Problems to solve:
**1.** List every account name in the pull request thread that appears with an @ prefix.
**2.** In the pull request thread, which branch became the new base on June 10, 2022?
**3.** Extend the pull request thread with one more paragraph, picking up after its final sentence.

Selected excerpt:
☆ ☆ ☆ ☆ ☆

I'm poking in the dark and PRing a WIP PR in hopes of improvements and feedback to fix this by switching back to _call_git() from call_git_items(). The PR also contains half of a docstring fix @yarikoptic idenitified - input on the description of the env parameter (see commit) would be appreciated.

@yarikoptic
Copy link
Member

In principle IMHO it is a bug and worth submitting against maint , but given subtle nature and rarely be an issue, master might indeed be more appropriate.

@adswa
Copy link
Member Author

adswa commented Jun 8, 2022

In principle IMHO it is a bug and worth submitting against maint , but given subtle nature and rarely be an issue, master might indeed be more appropriate.

eh FML I keep forgetting to adjust the PR target. Sorry :(

@yarikoptic yarikoptic force-pushed the trailing-slash-git-output branch from 30b384c to e36c190 Compare June 10, 2022 14:47
@yarikoptic yarikoptic changed the base branch from master to maint June 10, 2022 14:47
@yarikoptic yarikoptic added the semver-patch Increment the patch version when merged label Jun 10, 2022
@yarikoptic
Copy link
Member

I have rebased onto maint, extended tuneup of the docstring, force pushed and changed the base to be maint here.

If no failures and no objections are stated (inviting @christian-monch for review), I think we should merge it and take ukbiobank out of hostage situation.

@codeclimate
Copy link

codeclimate bot commented Jun 10, 2022

Code Climate has analyzed commit e36c190 and detected 0 issues on this pull request.

View more on Code Climate.

Copy link
Member

@bpoldrack bpoldrack left a comment

Choose a reason for hiding this comment

The reason will be displayed to describe this comment to others. Learn more.

I don't think this is the way to go.

This changes the underlying call from _generator_call_git to _call_git if I'm not mistaken. Hence, the change does something substantially different from its actual aim.

How about call_git_items_ simply getting an option to not swallow an empty line at the end?

Alternatively, one could think about a more specialized helper for cat-file, since it's a somewhat different usecase to read a file content from getting other kinds of results from git calls.

☆ ☆ ☆ ☆ ☆

Listed entries:
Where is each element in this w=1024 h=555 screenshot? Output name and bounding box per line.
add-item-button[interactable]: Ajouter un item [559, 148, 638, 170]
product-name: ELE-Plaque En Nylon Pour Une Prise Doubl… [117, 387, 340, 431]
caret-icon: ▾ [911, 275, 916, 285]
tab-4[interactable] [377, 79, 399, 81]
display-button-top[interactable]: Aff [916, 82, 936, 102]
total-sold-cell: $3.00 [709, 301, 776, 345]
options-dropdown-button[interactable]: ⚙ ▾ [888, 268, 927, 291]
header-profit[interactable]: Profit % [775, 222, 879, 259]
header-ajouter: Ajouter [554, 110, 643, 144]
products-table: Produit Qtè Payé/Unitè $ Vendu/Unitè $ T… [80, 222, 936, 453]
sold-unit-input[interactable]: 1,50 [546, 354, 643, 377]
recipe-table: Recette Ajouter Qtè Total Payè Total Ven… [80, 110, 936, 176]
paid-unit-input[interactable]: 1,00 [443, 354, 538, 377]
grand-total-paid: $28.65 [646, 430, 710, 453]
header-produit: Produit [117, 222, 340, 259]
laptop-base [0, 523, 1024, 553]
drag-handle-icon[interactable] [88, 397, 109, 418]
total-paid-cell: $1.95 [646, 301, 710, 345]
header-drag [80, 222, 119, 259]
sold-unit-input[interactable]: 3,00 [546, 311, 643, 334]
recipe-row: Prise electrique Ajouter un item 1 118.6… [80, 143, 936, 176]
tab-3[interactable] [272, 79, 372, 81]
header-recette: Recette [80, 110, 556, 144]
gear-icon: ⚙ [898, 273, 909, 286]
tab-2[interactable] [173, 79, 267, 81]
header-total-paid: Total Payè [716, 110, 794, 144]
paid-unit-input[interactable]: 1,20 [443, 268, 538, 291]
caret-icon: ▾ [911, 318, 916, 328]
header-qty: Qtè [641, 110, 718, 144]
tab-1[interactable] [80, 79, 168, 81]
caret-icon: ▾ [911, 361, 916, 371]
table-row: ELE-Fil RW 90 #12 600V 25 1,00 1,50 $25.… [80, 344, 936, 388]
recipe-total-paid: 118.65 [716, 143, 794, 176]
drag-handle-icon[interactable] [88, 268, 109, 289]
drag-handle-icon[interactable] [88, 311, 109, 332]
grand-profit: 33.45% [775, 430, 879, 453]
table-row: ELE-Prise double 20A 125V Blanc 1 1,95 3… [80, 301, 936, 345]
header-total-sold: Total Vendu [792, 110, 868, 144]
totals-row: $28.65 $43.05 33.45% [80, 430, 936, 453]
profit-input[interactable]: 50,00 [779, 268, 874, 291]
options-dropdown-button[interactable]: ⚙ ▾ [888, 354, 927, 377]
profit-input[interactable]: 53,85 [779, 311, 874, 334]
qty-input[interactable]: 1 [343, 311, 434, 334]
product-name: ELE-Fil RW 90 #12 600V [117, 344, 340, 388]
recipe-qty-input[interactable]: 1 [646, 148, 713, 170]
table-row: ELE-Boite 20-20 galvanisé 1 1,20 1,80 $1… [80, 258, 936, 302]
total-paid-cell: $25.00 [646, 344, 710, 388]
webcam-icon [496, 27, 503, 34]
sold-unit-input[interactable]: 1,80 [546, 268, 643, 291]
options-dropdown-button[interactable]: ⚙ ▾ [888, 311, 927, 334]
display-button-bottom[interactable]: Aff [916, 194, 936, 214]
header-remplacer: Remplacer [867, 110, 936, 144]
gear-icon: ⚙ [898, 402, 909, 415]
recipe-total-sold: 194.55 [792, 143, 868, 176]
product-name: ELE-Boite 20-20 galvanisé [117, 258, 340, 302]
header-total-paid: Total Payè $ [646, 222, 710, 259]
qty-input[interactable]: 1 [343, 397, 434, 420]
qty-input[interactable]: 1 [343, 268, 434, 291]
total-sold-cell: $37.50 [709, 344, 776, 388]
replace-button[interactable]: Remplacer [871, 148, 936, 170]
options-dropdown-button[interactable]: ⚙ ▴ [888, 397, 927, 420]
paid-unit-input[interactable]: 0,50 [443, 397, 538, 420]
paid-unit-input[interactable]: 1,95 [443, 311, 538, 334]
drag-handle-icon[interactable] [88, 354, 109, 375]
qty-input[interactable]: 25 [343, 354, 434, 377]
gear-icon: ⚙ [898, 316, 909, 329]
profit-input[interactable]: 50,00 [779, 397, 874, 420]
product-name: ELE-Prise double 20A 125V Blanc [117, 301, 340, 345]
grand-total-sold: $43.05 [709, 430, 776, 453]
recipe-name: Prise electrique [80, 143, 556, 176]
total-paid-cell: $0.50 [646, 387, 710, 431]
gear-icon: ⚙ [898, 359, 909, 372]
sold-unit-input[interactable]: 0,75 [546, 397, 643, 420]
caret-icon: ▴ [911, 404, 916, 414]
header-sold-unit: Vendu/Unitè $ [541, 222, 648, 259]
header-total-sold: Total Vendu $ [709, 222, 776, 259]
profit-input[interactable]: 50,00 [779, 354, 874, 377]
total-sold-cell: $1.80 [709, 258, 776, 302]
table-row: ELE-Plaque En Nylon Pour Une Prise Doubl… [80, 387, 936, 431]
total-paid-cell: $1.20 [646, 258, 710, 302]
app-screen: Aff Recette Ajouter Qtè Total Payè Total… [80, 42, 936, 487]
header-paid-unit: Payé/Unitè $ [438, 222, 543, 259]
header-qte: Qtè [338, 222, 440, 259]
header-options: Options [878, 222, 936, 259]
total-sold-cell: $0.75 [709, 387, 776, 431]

☆ ☆ ☆ ☆ ☆

Responses in order:
**1.**
@yarikoptic
@adswa
@codeclimate
@christian-monch
@bpoldrack

**2.** maint

**3.**
@adswa
Copy link
Member Author

adswa commented Jun 13, 2022

I guess we really need insights from @christian-monch

@yarikoptic yarikoptic force-pushed the trailing-slash-git-output branch from e36c190 to 9a25d23 Compare June 14, 2022 02:59
@yarikoptic
Copy link
Member

I think it didn't survive change of the base neatly... I have force pushed rewritten last commit to get CI redo it

@yarikoptic
Copy link
Member

====================================================================
FAIL: datalad.tests.test_config.test_bare
----------------------------------------------------------------------
Traceback (most recent call last):
  File "/tmp/dl-miniconda-d53tixnp/lib/python3.9/site-packages/nose/case.py", line 198, in runTest
    self.test(*self.arg)
  File "/home/travis/build/datalad/datalad/datalad/tests/utils.py", line 874, in _wrap_with_tempfile
    return t(*(arg + (filename,)), **kw)
  File "/home/travis/build/datalad/datalad/datalad/tests/utils.py", line 874, in _wrap_with_tempfile
    return t(*(arg + (filename,)), **kw)
  File "/home/travis/build/datalad/datalad/datalad/tests/test_config.py", line 660, in test_bare
    assert_equal(
AssertionError: '725ae47b529a6627b987523e19b3c3981ba44264\n' != '725ae47b529a6627b987523e19b3c3981ba44264'
- 725ae47b529a6627b987523e19b3c3981ba44264
?                                         -
+ 725ae47b529a6627b987523e19b3c3981ba44264

seems like legit/intended fail here since now we would have a trailing new line

@christian-monch
Copy link
Contributor

christian-monch commented Jun 14, 2022

This changes the underlying call from _generator_call_git to _call_git if I'm not mistaken. Hence, the change does something substantially different from its actual aim.

I think @adswa s PR is fine. The previous state was:

  • Inside call_git we call call_git_items_ (which does call _generator_call_git) in call_git and unwind the generator in call_git

The current state is:

  • Inside call_git we call _call_git (which does call _generator_call_git) and unwinds the generator

Both are almost equivalent besides the fact that _call_git assembles the stderr-output which is ignored in call_git.

Edit: I think call_git_items_ should probably be modified to faithfully recreate the output of git, if the results are joined by "".join(call_git_items_(....)). Will create an issue for that.
I should verify that the semantic of call_git_items_ did not change between 0.15.6 and 0.16.0. Will create an issue for that.

Edit: issue #6766 created

Copy link
Contributor

@christian-monch christian-monch left a comment

Choose a reason for hiding this comment

The reason will be displayed to describe this comment to others. Learn more.

IMO this is a good solution for the problem. The only fly in the ointment is that stderr-output is recorded and ignored, but correctness and PR simplicity should trump performance considerations.

The tests should be modified to reflect the updated behavior. I.e. something like this:

diff --git a/datalad/tests/test_config.py b/datalad/tests/test_config.py
index b5bc4f3ae..a9e171557 100644
--- a/datalad/tests/test_config.py
+++ b/datalad/tests/test_config.py
@@ -641,7 +641,7 @@ def test_global_config():
 def test_bare(src, path):
     # create a proper datalad dataset with all bells and whistles
     ds = Dataset(src).create()
-    dlconfig_sha = ds.repo.call_git(['rev-parse', 'HEAD:.datalad/config'])
+    dlconfig_sha = ds.repo.call_git(['rev-parse', 'HEAD:.datalad/config']).strip()
     # can we handle a bare repo version of it?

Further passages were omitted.